Directive:
Without including the pictures, copy out every line below.

Extracted information:
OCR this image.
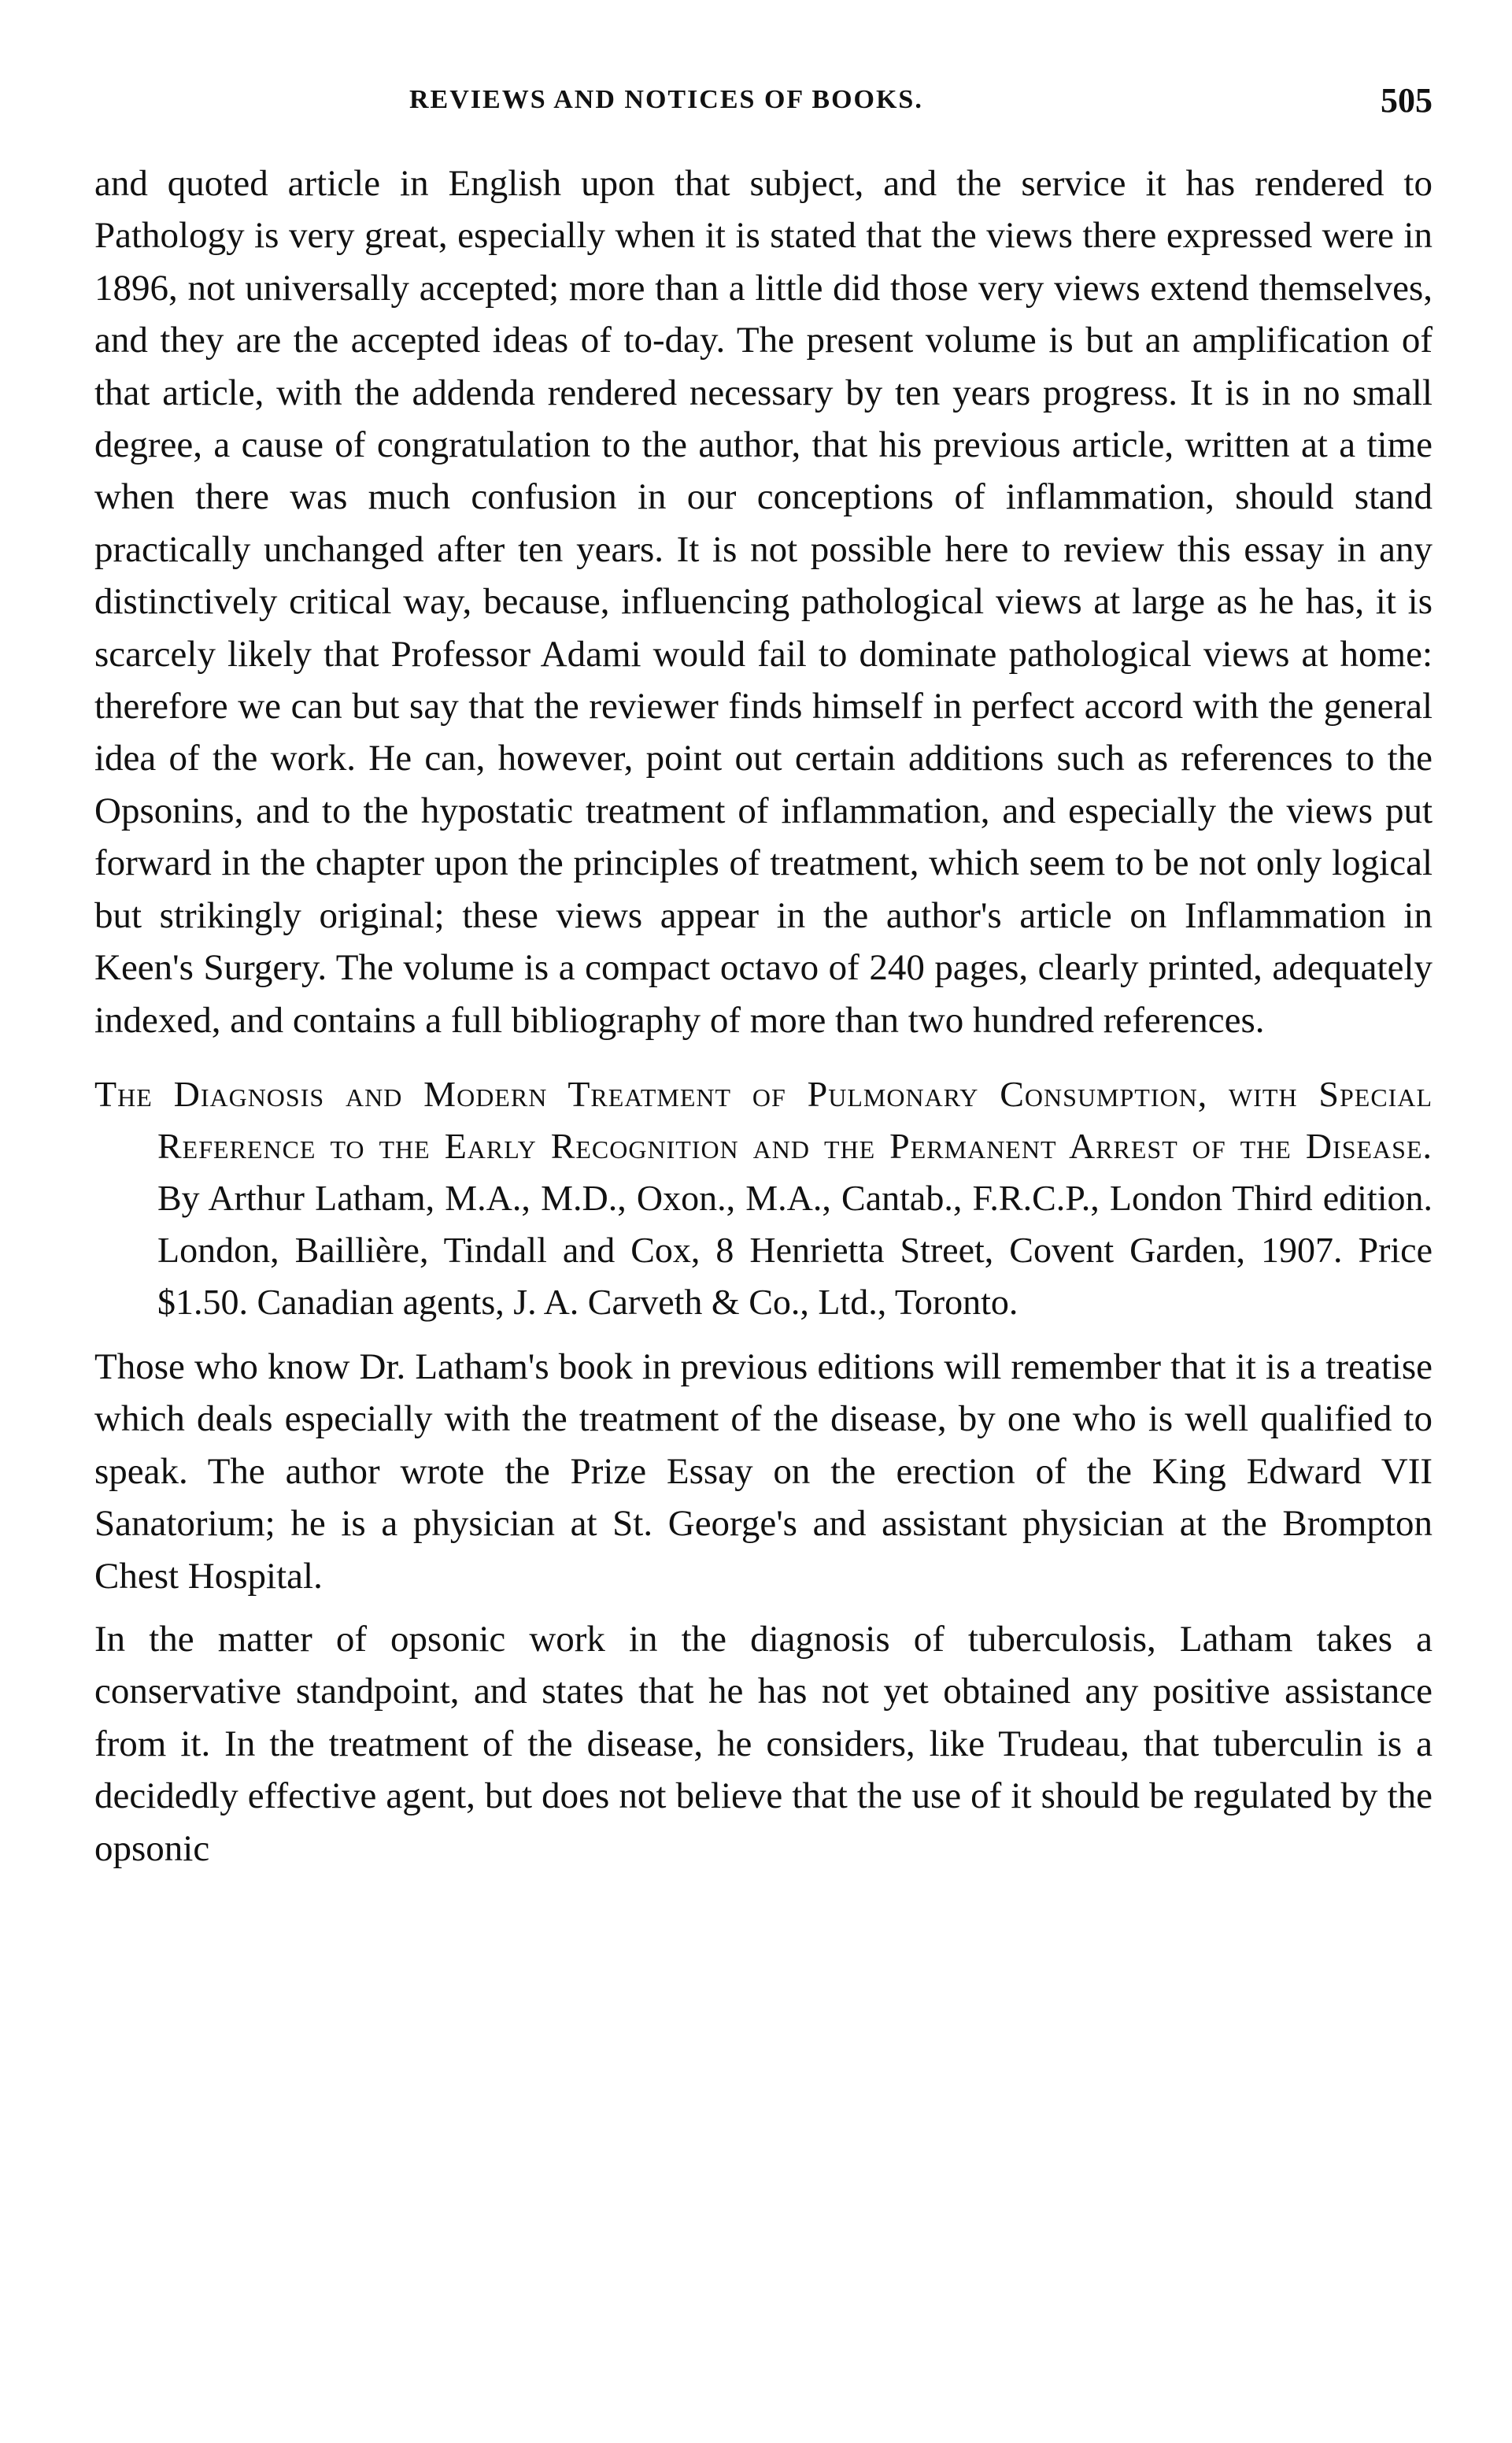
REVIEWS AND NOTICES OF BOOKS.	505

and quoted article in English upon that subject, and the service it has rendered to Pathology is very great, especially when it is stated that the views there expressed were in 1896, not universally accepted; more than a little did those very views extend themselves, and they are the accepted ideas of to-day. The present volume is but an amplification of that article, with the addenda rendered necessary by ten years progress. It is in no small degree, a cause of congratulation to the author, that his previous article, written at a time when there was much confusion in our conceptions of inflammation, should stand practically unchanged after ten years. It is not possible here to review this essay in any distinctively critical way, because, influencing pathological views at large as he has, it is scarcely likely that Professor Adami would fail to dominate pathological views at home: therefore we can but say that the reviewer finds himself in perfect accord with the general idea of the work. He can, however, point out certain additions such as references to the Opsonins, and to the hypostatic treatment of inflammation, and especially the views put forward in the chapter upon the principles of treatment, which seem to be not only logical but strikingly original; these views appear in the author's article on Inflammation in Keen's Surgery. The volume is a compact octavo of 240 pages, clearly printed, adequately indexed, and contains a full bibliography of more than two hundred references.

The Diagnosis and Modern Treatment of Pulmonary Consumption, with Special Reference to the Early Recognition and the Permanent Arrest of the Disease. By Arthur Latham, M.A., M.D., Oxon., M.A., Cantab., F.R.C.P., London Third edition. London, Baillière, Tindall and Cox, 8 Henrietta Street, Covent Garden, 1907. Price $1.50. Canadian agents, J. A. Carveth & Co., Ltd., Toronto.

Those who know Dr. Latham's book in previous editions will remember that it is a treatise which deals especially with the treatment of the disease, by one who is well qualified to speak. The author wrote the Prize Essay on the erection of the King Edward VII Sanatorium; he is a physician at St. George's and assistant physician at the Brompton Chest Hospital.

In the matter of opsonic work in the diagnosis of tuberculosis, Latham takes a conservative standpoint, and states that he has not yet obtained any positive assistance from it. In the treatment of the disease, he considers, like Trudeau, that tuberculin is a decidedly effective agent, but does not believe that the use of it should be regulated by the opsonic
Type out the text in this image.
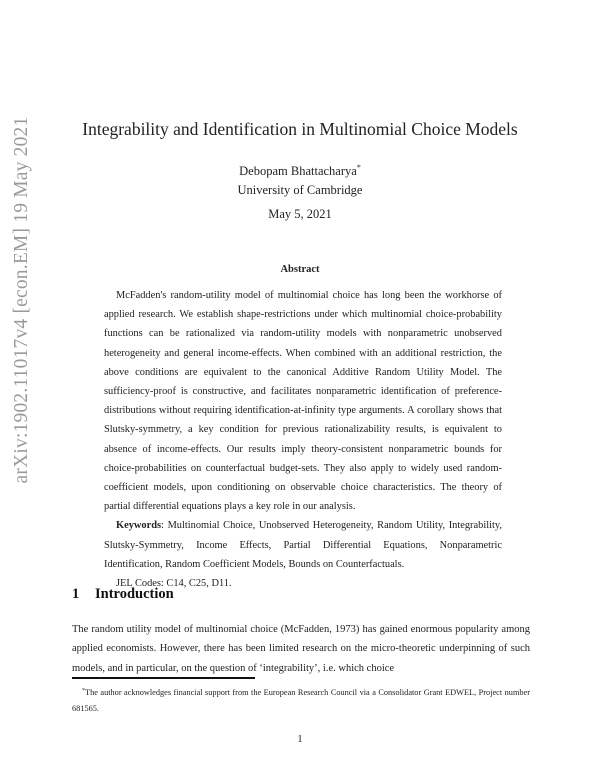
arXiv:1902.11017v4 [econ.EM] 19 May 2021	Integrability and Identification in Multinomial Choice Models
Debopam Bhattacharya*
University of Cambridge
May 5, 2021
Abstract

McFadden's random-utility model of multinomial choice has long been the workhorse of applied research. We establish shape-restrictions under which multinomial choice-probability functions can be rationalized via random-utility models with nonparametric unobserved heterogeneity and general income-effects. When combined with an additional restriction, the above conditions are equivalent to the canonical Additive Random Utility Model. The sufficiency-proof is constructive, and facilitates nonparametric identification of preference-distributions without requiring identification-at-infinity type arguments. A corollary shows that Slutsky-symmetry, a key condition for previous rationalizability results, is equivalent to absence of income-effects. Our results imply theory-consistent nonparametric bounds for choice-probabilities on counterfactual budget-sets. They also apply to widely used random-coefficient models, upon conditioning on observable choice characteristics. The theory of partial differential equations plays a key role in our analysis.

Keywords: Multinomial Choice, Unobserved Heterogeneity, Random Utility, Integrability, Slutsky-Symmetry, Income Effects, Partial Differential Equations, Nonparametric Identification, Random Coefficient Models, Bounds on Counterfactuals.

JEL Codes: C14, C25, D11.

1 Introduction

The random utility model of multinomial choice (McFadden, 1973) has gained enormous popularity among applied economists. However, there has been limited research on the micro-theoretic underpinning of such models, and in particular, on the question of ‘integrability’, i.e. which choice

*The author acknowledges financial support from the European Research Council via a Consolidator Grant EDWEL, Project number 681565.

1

Written reply:
OCR this image.
REVIEWS AND NOTICES OF BOOKS.	505

and quoted article in English upon that subject, and the service it has rendered to Pathology is very great, especially when it is stated that the views there expressed were in 1896, not universally accepted; more than a little did those very views extend themselves, and they are the accepted ideas of to-day. The present volume is but an amplification of that article, with the addenda rendered necessary by ten years progress. It is in no small degree, a cause of congratulation to the author, that his previous article, written at a time when there was much confusion in our conceptions of inflammation, should stand practically unchanged after ten years. It is not possible here to review this essay in any distinctively critical way, because, influencing pathological views at large as he has, it is scarcely likely that Professor Adami would fail to dominate pathological views at home: therefore we can but say that the reviewer finds himself in perfect accord with the general idea of the work. He can, however, point out certain additions such as references to the Opsonins, and to the hypostatic treatment of inflammation, and especially the views put forward in the chapter upon the principles of treatment, which seem to be not only logical but strikingly original; these views appear in the author's article on Inflammation in Keen's Surgery. The volume is a compact octavo of 240 pages, clearly printed, adequately indexed, and contains a full bibliography of more than two hundred references.

The Diagnosis and Modern Treatment of Pulmonary Consumption, with Special Reference to the Early Recognition and the Permanent Arrest of the Disease. By Arthur Latham, M.A., M.D., Oxon., M.A., Cantab., F.R.C.P., London Third edition. London, Baillière, Tindall and Cox, 8 Henrietta Street, Covent Garden, 1907. Price $1.50. Canadian agents, J. A. Carveth & Co., Ltd., Toronto.

Those who know Dr. Latham's book in previous editions will remember that it is a treatise which deals especially with the treatment of the disease, by one who is well qualified to speak. The author wrote the Prize Essay on the erection of the King Edward VII Sanatorium; he is a physician at St. George's and assistant physician at the Brompton Chest Hospital.

In the matter of opsonic work in the diagnosis of tuberculosis, Latham takes a conservative standpoint, and states that he has not yet obtained any positive assistance from it. In the treatment of the disease, he considers, like Trudeau, that tuberculin is a decidedly effective agent, but does not believe that the use of it should be regulated by the opsonic
Type out the text in this image.
arXiv:1902.11017v4 [econ.EM] 19 May 2021	Integrability and Identification in Multinomial Choice Models
Debopam Bhattacharya*
University of Cambridge
May 5, 2021
Abstract

McFadden's random-utility model of multinomial choice has long been the workhorse of applied research. We establish shape-restrictions under which multinomial choice-probability functions can be rationalized via random-utility models with nonparametric unobserved heterogeneity and general income-effects. When combined with an additional restriction, the above conditions are equivalent to the canonical Additive Random Utility Model. The sufficiency-proof is constructive, and facilitates nonparametric identification of preference-distributions without requiring identification-at-infinity type arguments. A corollary shows that Slutsky-symmetry, a key condition for previous rationalizability results, is equivalent to absence of income-effects. Our results imply theory-consistent nonparametric bounds for choice-probabilities on counterfactual budget-sets. They also apply to widely used random-coefficient models, upon conditioning on observable choice characteristics. The theory of partial differential equations plays a key role in our analysis.

Keywords: Multinomial Choice, Unobserved Heterogeneity, Random Utility, Integrability, Slutsky-Symmetry, Income Effects, Partial Differential Equations, Nonparametric Identification, Random Coefficient Models, Bounds on Counterfactuals.

JEL Codes: C14, C25, D11.

1 Introduction

The random utility model of multinomial choice (McFadden, 1973) has gained enormous popularity among applied economists. However, there has been limited research on the micro-theoretic underpinning of such models, and in particular, on the question of ‘integrability’, i.e. which choice

*The author acknowledges financial support from the European Research Council via a Consolidator Grant EDWEL, Project number 681565.

1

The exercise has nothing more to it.